● **The problem**
Hunt for the word "JSON" across the entries below, copying each line that holds it.

● **Exercise materials**

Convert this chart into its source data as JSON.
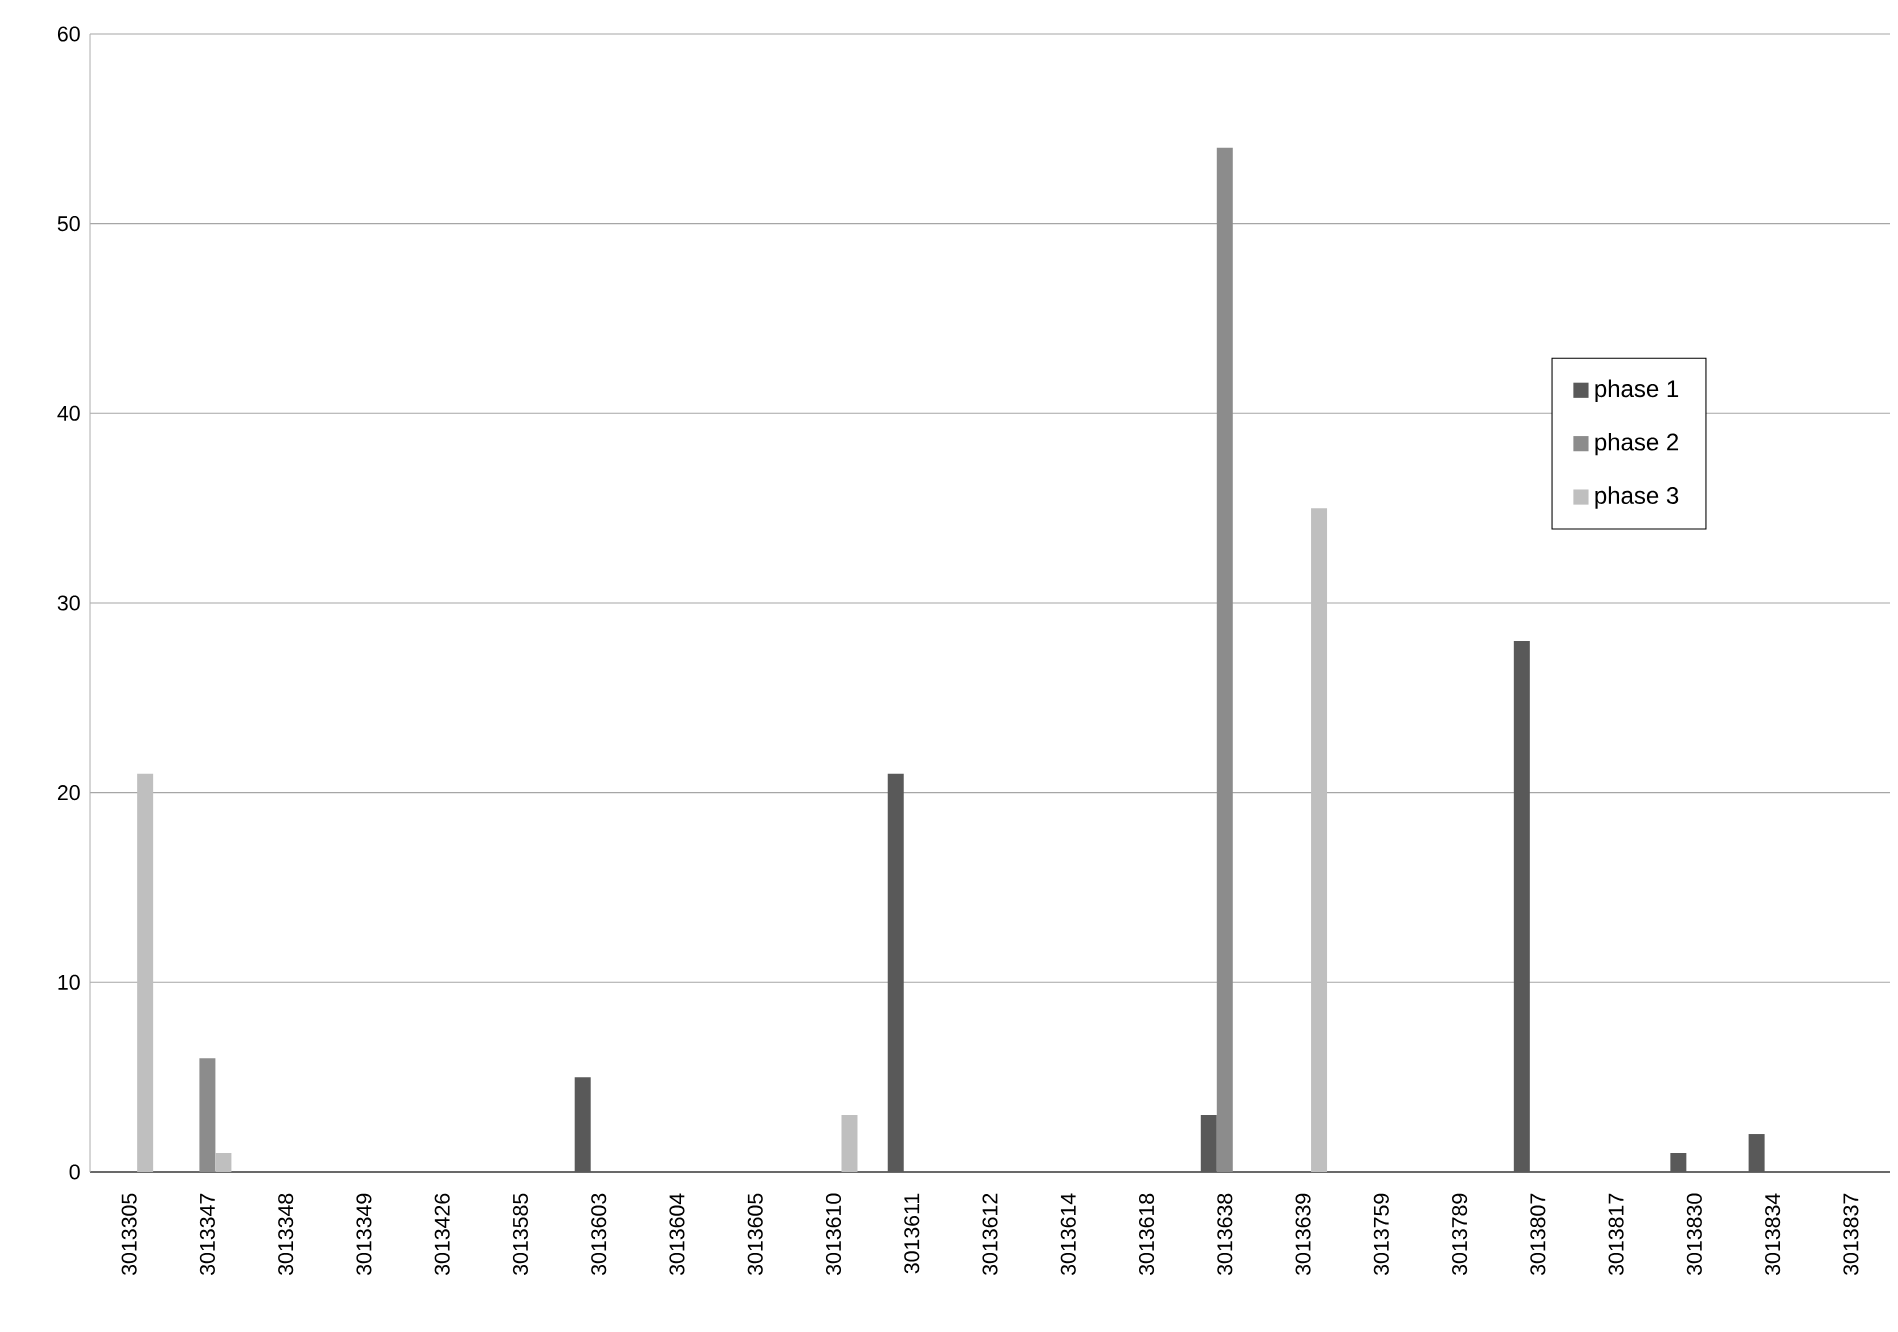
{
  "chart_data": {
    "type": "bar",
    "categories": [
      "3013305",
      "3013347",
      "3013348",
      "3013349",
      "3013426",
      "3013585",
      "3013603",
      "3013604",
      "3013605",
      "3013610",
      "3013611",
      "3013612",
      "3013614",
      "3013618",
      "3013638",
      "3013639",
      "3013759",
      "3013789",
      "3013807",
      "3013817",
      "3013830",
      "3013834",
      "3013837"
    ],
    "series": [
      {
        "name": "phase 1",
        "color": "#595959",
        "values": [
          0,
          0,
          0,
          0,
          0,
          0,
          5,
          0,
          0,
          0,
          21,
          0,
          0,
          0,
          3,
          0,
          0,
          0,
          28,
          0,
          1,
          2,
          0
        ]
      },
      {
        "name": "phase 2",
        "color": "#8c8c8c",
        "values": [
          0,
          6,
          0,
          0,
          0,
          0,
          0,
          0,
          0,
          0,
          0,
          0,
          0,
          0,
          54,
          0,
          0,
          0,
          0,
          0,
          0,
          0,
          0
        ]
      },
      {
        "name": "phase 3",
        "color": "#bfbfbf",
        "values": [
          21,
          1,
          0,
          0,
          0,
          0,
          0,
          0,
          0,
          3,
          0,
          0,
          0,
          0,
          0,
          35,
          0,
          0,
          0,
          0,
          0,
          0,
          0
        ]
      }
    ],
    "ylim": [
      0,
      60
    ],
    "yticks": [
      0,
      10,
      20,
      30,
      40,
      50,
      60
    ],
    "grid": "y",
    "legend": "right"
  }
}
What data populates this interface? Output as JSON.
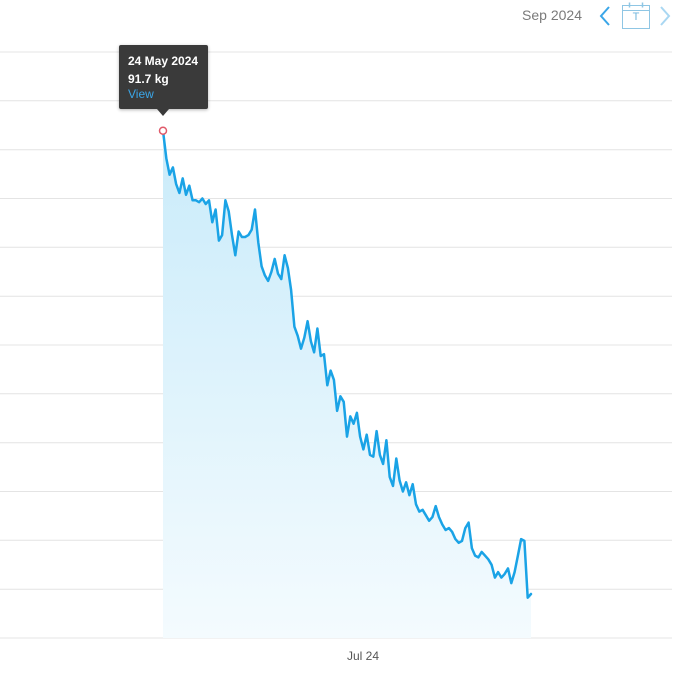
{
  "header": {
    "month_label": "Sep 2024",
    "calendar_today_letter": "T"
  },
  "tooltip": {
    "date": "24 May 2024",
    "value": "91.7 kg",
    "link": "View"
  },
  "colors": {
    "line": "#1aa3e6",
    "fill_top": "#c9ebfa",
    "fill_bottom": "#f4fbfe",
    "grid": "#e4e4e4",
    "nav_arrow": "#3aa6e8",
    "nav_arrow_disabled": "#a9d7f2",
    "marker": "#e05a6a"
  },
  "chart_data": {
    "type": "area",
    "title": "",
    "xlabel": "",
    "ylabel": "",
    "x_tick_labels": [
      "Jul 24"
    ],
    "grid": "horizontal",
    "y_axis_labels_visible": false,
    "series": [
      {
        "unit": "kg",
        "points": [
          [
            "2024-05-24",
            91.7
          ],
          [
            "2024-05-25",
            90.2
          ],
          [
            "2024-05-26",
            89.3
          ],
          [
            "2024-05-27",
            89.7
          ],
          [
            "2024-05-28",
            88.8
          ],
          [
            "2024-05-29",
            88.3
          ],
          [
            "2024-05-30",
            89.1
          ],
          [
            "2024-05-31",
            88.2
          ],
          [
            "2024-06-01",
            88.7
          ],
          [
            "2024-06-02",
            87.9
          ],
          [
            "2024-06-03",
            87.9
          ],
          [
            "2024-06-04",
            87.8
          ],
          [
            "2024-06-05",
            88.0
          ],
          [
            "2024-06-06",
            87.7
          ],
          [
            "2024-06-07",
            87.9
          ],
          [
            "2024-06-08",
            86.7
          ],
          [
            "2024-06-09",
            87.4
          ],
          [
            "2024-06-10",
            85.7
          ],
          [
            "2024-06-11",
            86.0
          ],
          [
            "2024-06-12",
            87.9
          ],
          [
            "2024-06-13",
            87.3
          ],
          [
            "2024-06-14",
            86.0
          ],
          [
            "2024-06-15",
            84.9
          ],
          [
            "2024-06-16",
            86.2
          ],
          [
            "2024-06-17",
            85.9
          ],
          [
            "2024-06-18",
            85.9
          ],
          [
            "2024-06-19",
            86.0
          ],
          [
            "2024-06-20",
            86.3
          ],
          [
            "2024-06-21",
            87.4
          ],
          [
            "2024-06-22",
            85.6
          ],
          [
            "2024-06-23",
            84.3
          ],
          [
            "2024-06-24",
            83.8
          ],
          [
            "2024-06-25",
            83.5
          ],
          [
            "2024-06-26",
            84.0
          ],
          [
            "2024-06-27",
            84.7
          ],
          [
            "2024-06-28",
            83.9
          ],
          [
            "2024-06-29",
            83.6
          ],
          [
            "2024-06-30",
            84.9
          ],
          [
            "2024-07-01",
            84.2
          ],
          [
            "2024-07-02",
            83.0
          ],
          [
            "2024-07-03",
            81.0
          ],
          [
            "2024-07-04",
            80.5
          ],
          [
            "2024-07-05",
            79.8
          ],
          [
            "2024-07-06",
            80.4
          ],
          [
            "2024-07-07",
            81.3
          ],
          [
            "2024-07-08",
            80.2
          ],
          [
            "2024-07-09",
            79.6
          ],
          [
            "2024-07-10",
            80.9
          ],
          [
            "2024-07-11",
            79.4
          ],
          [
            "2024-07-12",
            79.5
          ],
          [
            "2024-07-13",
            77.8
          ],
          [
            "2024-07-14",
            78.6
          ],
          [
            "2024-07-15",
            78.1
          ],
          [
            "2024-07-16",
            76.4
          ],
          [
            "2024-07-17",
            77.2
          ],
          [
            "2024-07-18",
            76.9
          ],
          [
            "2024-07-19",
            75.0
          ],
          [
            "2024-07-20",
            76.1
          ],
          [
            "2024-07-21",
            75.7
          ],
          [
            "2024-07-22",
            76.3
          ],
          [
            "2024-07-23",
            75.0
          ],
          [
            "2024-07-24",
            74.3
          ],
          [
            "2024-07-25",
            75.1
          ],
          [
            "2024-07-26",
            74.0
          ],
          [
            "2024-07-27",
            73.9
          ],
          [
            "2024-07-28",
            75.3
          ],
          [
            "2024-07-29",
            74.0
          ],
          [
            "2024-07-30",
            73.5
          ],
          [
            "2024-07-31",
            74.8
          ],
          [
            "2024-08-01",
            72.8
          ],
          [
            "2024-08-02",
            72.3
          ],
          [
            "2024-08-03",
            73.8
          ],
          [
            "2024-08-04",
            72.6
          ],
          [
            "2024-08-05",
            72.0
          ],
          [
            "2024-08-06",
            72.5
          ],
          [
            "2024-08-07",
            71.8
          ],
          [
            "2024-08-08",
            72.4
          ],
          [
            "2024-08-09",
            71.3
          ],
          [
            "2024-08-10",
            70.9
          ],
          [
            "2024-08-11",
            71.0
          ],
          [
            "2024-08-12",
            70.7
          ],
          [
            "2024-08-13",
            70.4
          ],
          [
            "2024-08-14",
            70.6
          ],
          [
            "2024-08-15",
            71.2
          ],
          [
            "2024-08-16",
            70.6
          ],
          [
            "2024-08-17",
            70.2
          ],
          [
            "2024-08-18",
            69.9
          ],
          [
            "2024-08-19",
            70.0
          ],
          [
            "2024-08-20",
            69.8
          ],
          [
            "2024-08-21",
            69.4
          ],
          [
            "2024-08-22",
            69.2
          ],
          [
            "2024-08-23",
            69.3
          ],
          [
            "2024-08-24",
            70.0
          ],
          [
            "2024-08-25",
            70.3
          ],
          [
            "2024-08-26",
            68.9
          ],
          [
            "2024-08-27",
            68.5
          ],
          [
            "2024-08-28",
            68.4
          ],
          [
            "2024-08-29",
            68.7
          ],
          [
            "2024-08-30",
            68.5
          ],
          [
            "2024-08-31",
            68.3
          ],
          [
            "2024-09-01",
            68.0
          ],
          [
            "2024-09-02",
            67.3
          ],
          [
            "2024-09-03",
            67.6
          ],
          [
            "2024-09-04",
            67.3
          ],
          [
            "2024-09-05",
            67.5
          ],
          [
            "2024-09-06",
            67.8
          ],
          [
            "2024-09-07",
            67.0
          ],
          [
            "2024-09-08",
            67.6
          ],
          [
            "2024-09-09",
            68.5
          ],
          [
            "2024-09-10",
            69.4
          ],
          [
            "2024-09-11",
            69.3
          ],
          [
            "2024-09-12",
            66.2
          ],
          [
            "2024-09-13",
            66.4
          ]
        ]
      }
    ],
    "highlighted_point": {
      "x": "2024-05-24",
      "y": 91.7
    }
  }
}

● **Answer below**
Convert this chart into its source data as JSON.
What data populates this interface? Output as JSON.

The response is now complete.